Drop every picture, then transcribe the remaining data exactly.

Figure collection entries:
(begin)

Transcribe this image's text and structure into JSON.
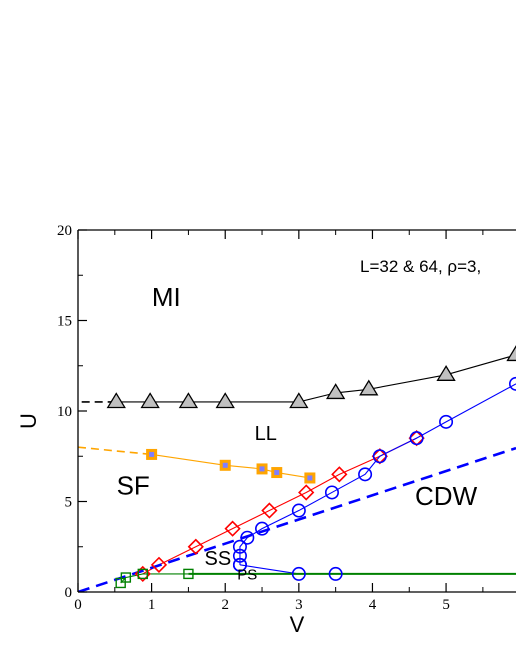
{
  "chart_data": {
    "type": "scatter",
    "title": "",
    "xlabel": "V",
    "ylabel": "U",
    "xlim": [
      0,
      5.95
    ],
    "ylim": [
      0,
      20
    ],
    "xticks": [
      0,
      1,
      2,
      3,
      4,
      5
    ],
    "yticks": [
      0,
      5,
      10,
      15,
      20
    ],
    "annotation": "L=32 & 64, ρ=3,",
    "region_labels": [
      {
        "text": "MI",
        "x": 1.2,
        "y": 15.8
      },
      {
        "text": "LL",
        "x": 2.55,
        "y": 8.4
      },
      {
        "text": "SF",
        "x": 0.75,
        "y": 5.4
      },
      {
        "text": "CDW",
        "x": 5.0,
        "y": 4.8
      },
      {
        "text": "SS",
        "x": 1.9,
        "y": 1.5
      },
      {
        "text": "PS",
        "x": 2.3,
        "y": 0.7
      }
    ],
    "series": [
      {
        "name": "",
        "color": "#000000",
        "marker": "triangle",
        "line": "solid",
        "x": [
          0.52,
          0.98,
          1.5,
          2.0,
          3.0,
          3.5,
          3.95,
          5.0,
          5.95
        ],
        "y": [
          10.5,
          10.5,
          10.5,
          10.5,
          10.5,
          11.0,
          11.2,
          12.0,
          13.1
        ]
      },
      {
        "name": "",
        "color": "#000000",
        "marker": "none",
        "line": "dashed",
        "x": [
          0.05,
          0.52
        ],
        "y": [
          10.5,
          10.5
        ]
      },
      {
        "name": "",
        "color": "#ffa500",
        "marker": "square-filled",
        "line": "solid",
        "x": [
          1.0,
          2.0,
          2.5,
          2.7,
          3.15
        ],
        "y": [
          7.6,
          7.0,
          6.8,
          6.6,
          6.3
        ]
      },
      {
        "name": "",
        "color": "#ffa500",
        "marker": "none",
        "line": "dashed",
        "x": [
          0.0,
          1.0
        ],
        "y": [
          8.0,
          7.6
        ]
      },
      {
        "name": "",
        "color": "#ff0000",
        "marker": "diamond",
        "line": "solid",
        "x": [
          0.88,
          1.1,
          1.6,
          2.1,
          2.6,
          3.1,
          3.55,
          4.1,
          4.6
        ],
        "y": [
          1.0,
          1.5,
          2.5,
          3.5,
          4.5,
          5.5,
          6.5,
          7.5,
          8.5
        ]
      },
      {
        "name": "",
        "color": "#0000ff",
        "marker": "circle",
        "line": "solid",
        "x": [
          2.2,
          2.2,
          2.2,
          2.3,
          2.5,
          3.0,
          3.45,
          3.9,
          4.1,
          4.6,
          5.0,
          5.95
        ],
        "y": [
          1.5,
          2.0,
          2.5,
          3.0,
          3.5,
          4.5,
          5.5,
          6.5,
          7.5,
          8.5,
          9.4,
          11.5
        ]
      },
      {
        "name": "",
        "color": "#0000ff",
        "marker": "circle",
        "line": "solid",
        "x": [
          2.2,
          3.0,
          3.5
        ],
        "y": [
          1.5,
          1.0,
          1.0
        ]
      },
      {
        "name": "",
        "color": "#0000ff",
        "marker": "none",
        "line": "dashed",
        "x": [
          0.0,
          5.95
        ],
        "y": [
          0.0,
          7.95
        ]
      },
      {
        "name": "",
        "color": "#008000",
        "marker": "square",
        "line": "solid",
        "x": [
          0.58,
          0.65,
          0.88,
          1.5
        ],
        "y": [
          0.5,
          0.8,
          1.0,
          1.0
        ]
      },
      {
        "name": "",
        "color": "#008000",
        "marker": "none",
        "line": "solid",
        "x": [
          1.5,
          5.95
        ],
        "y": [
          1.0,
          1.0
        ]
      }
    ]
  }
}
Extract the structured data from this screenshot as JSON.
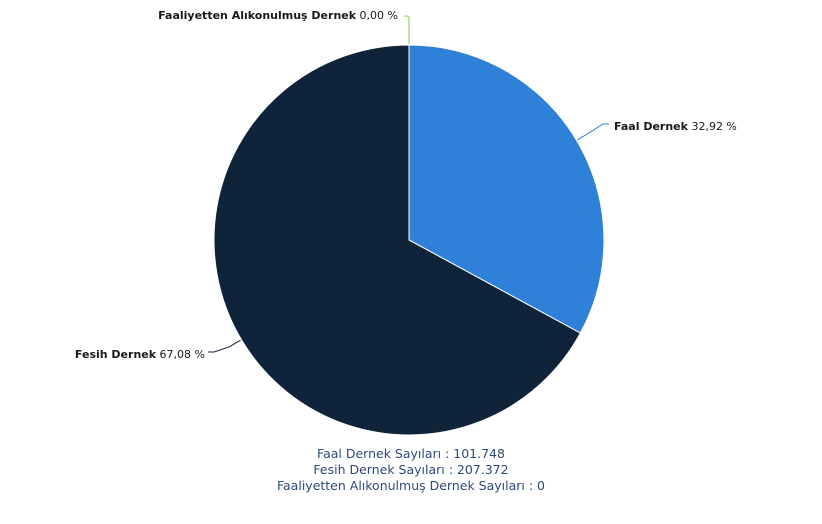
{
  "chart_data": {
    "type": "pie",
    "slices": [
      {
        "label": "Faal Dernek",
        "percent_text": "32,92 %",
        "value": 32.92,
        "color": "#2f80d8",
        "leader_color": "#2f80d8"
      },
      {
        "label": "Fesih Dernek",
        "percent_text": "67,08 %",
        "value": 67.08,
        "color": "#0f233a",
        "leader_color": "#0f233a"
      },
      {
        "label": "Faaliyetten Alıkonulmuş Dernek",
        "percent_text": "0,00 %",
        "value": 0.0,
        "color": "#8bc34a",
        "leader_color": "#8bc34a"
      }
    ],
    "start_angle_deg": 0
  },
  "summary": {
    "line1": "Faal Dernek Sayıları : 101.748",
    "line2": "Fesih Dernek Sayıları : 207.372",
    "line3": "Faaliyetten Alıkonulmuş Dernek Sayıları : 0"
  }
}
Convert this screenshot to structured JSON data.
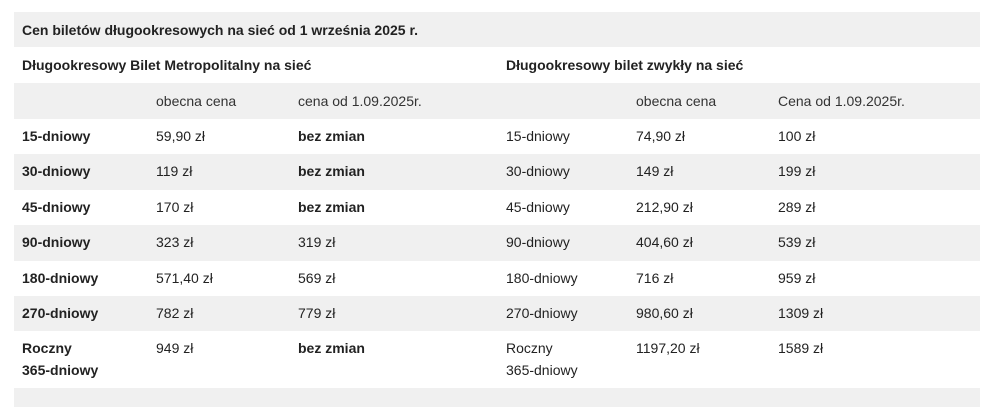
{
  "title": "Cen biletów długookresowych na sieć od 1 września 2025 r.",
  "sections": {
    "metro": "Długookresowy Bilet Metropolitalny na sieć",
    "regular": "Długookresowy bilet zwykły na sieć"
  },
  "headers": {
    "metro_current": "obecna cena",
    "metro_new": "cena od 1.09.2025r.",
    "regular_current": "obecna cena",
    "regular_new": "Cena od 1.09.2025r."
  },
  "rows": [
    {
      "metro_label": "15-dniowy",
      "metro_current": "59,90 zł",
      "metro_new": "bez zmian",
      "regular_label": "15-dniowy",
      "regular_current": "74,90 zł",
      "regular_new": "100 zł"
    },
    {
      "metro_label": "30-dniowy",
      "metro_current": "119 zł",
      "metro_new": "bez zmian",
      "regular_label": "30-dniowy",
      "regular_current": "149 zł",
      "regular_new": "199 zł"
    },
    {
      "metro_label": "45-dniowy",
      "metro_current": "170 zł",
      "metro_new": "bez zmian",
      "regular_label": "45-dniowy",
      "regular_current": "212,90 zł",
      "regular_new": "289 zł"
    },
    {
      "metro_label": "90-dniowy",
      "metro_current": "323 zł",
      "metro_new": "319 zł",
      "regular_label": "90-dniowy",
      "regular_current": "404,60 zł",
      "regular_new": "539 zł"
    },
    {
      "metro_label": "180-dniowy",
      "metro_current": "571,40 zł",
      "metro_new": "569 zł",
      "regular_label": "180-dniowy",
      "regular_current": "716 zł",
      "regular_new": "959 zł"
    },
    {
      "metro_label": "270-dniowy",
      "metro_current": "782 zł",
      "metro_new": "779 zł",
      "regular_label": "270-dniowy",
      "regular_current": "980,60 zł",
      "regular_new": "1309 zł"
    }
  ],
  "last_row": {
    "metro_label_1": "Roczny",
    "metro_label_2": "365-dniowy",
    "metro_current": "949 zł",
    "metro_new": "bez zmian",
    "regular_label_1": "Roczny",
    "regular_label_2": "365-dniowy",
    "regular_current": "1197,20 zł",
    "regular_new": "1589 zł"
  }
}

(end)

> [Full output]:
Transcribe this image's text and structure into JSON.
{
  "chart_data": {
    "type": "scatter",
    "title": "",
    "xlabel": "V",
    "ylabel": "U",
    "xlim": [
      0,
      5.95
    ],
    "ylim": [
      0,
      20
    ],
    "xticks": [
      0,
      1,
      2,
      3,
      4,
      5
    ],
    "yticks": [
      0,
      5,
      10,
      15,
      20
    ],
    "annotation": "L=32 & 64, ρ=3,",
    "region_labels": [
      {
        "text": "MI",
        "x": 1.2,
        "y": 15.8
      },
      {
        "text": "LL",
        "x": 2.55,
        "y": 8.4
      },
      {
        "text": "SF",
        "x": 0.75,
        "y": 5.4
      },
      {
        "text": "CDW",
        "x": 5.0,
        "y": 4.8
      },
      {
        "text": "SS",
        "x": 1.9,
        "y": 1.5
      },
      {
        "text": "PS",
        "x": 2.3,
        "y": 0.7
      }
    ],
    "series": [
      {
        "name": "",
        "color": "#000000",
        "marker": "triangle",
        "line": "solid",
        "x": [
          0.52,
          0.98,
          1.5,
          2.0,
          3.0,
          3.5,
          3.95,
          5.0,
          5.95
        ],
        "y": [
          10.5,
          10.5,
          10.5,
          10.5,
          10.5,
          11.0,
          11.2,
          12.0,
          13.1
        ]
      },
      {
        "name": "",
        "color": "#000000",
        "marker": "none",
        "line": "dashed",
        "x": [
          0.05,
          0.52
        ],
        "y": [
          10.5,
          10.5
        ]
      },
      {
        "name": "",
        "color": "#ffa500",
        "marker": "square-filled",
        "line": "solid",
        "x": [
          1.0,
          2.0,
          2.5,
          2.7,
          3.15
        ],
        "y": [
          7.6,
          7.0,
          6.8,
          6.6,
          6.3
        ]
      },
      {
        "name": "",
        "color": "#ffa500",
        "marker": "none",
        "line": "dashed",
        "x": [
          0.0,
          1.0
        ],
        "y": [
          8.0,
          7.6
        ]
      },
      {
        "name": "",
        "color": "#ff0000",
        "marker": "diamond",
        "line": "solid",
        "x": [
          0.88,
          1.1,
          1.6,
          2.1,
          2.6,
          3.1,
          3.55,
          4.1,
          4.6
        ],
        "y": [
          1.0,
          1.5,
          2.5,
          3.5,
          4.5,
          5.5,
          6.5,
          7.5,
          8.5
        ]
      },
      {
        "name": "",
        "color": "#0000ff",
        "marker": "circle",
        "line": "solid",
        "x": [
          2.2,
          2.2,
          2.2,
          2.3,
          2.5,
          3.0,
          3.45,
          3.9,
          4.1,
          4.6,
          5.0,
          5.95
        ],
        "y": [
          1.5,
          2.0,
          2.5,
          3.0,
          3.5,
          4.5,
          5.5,
          6.5,
          7.5,
          8.5,
          9.4,
          11.5
        ]
      },
      {
        "name": "",
        "color": "#0000ff",
        "marker": "circle",
        "line": "solid",
        "x": [
          2.2,
          3.0,
          3.5
        ],
        "y": [
          1.5,
          1.0,
          1.0
        ]
      },
      {
        "name": "",
        "color": "#0000ff",
        "marker": "none",
        "line": "dashed",
        "x": [
          0.0,
          5.95
        ],
        "y": [
          0.0,
          7.95
        ]
      },
      {
        "name": "",
        "color": "#008000",
        "marker": "square",
        "line": "solid",
        "x": [
          0.58,
          0.65,
          0.88,
          1.5
        ],
        "y": [
          0.5,
          0.8,
          1.0,
          1.0
        ]
      },
      {
        "name": "",
        "color": "#008000",
        "marker": "none",
        "line": "solid",
        "x": [
          1.5,
          5.95
        ],
        "y": [
          1.0,
          1.0
        ]
      }
    ]
  }
}
Extract the structured data from this screenshot as JSON.
{
  "chart_data": {
    "type": "pie",
    "slices": [
      {
        "label": "Faal Dernek",
        "percent_text": "32,92 %",
        "value": 32.92,
        "color": "#2f80d8",
        "leader_color": "#2f80d8"
      },
      {
        "label": "Fesih Dernek",
        "percent_text": "67,08 %",
        "value": 67.08,
        "color": "#0f233a",
        "leader_color": "#0f233a"
      },
      {
        "label": "Faaliyetten Alıkonulmuş Dernek",
        "percent_text": "0,00 %",
        "value": 0.0,
        "color": "#8bc34a",
        "leader_color": "#8bc34a"
      }
    ],
    "start_angle_deg": 0
  },
  "summary": {
    "line1": "Faal Dernek Sayıları : 101.748",
    "line2": "Fesih Dernek Sayıları : 207.372",
    "line3": "Faaliyetten Alıkonulmuş Dernek Sayıları : 0"
  }
}
Convert this screenshot to structured JSON data.
{
  "title": "Cen biletów długookresowych na sieć od 1 września 2025 r.",
  "sections": {
    "metro": "Długookresowy Bilet Metropolitalny na sieć",
    "regular": "Długookresowy bilet zwykły na sieć"
  },
  "headers": {
    "metro_current": "obecna cena",
    "metro_new": "cena od 1.09.2025r.",
    "regular_current": "obecna cena",
    "regular_new": "Cena od 1.09.2025r."
  },
  "rows": [
    {
      "metro_label": "15-dniowy",
      "metro_current": "59,90 zł",
      "metro_new": "bez zmian",
      "regular_label": "15-dniowy",
      "regular_current": "74,90 zł",
      "regular_new": "100 zł"
    },
    {
      "metro_label": "30-dniowy",
      "metro_current": "119 zł",
      "metro_new": "bez zmian",
      "regular_label": "30-dniowy",
      "regular_current": "149 zł",
      "regular_new": "199 zł"
    },
    {
      "metro_label": "45-dniowy",
      "metro_current": "170 zł",
      "metro_new": "bez zmian",
      "regular_label": "45-dniowy",
      "regular_current": "212,90 zł",
      "regular_new": "289 zł"
    },
    {
      "metro_label": "90-dniowy",
      "metro_current": "323 zł",
      "metro_new": "319 zł",
      "regular_label": "90-dniowy",
      "regular_current": "404,60 zł",
      "regular_new": "539 zł"
    },
    {
      "metro_label": "180-dniowy",
      "metro_current": "571,40 zł",
      "metro_new": "569 zł",
      "regular_label": "180-dniowy",
      "regular_current": "716 zł",
      "regular_new": "959 zł"
    },
    {
      "metro_label": "270-dniowy",
      "metro_current": "782 zł",
      "metro_new": "779 zł",
      "regular_label": "270-dniowy",
      "regular_current": "980,60 zł",
      "regular_new": "1309 zł"
    }
  ],
  "last_row": {
    "metro_label_1": "Roczny",
    "metro_label_2": "365-dniowy",
    "metro_current": "949 zł",
    "metro_new": "bez zmian",
    "regular_label_1": "Roczny",
    "regular_label_2": "365-dniowy",
    "regular_current": "1197,20 zł",
    "regular_new": "1589 zł"
  }
}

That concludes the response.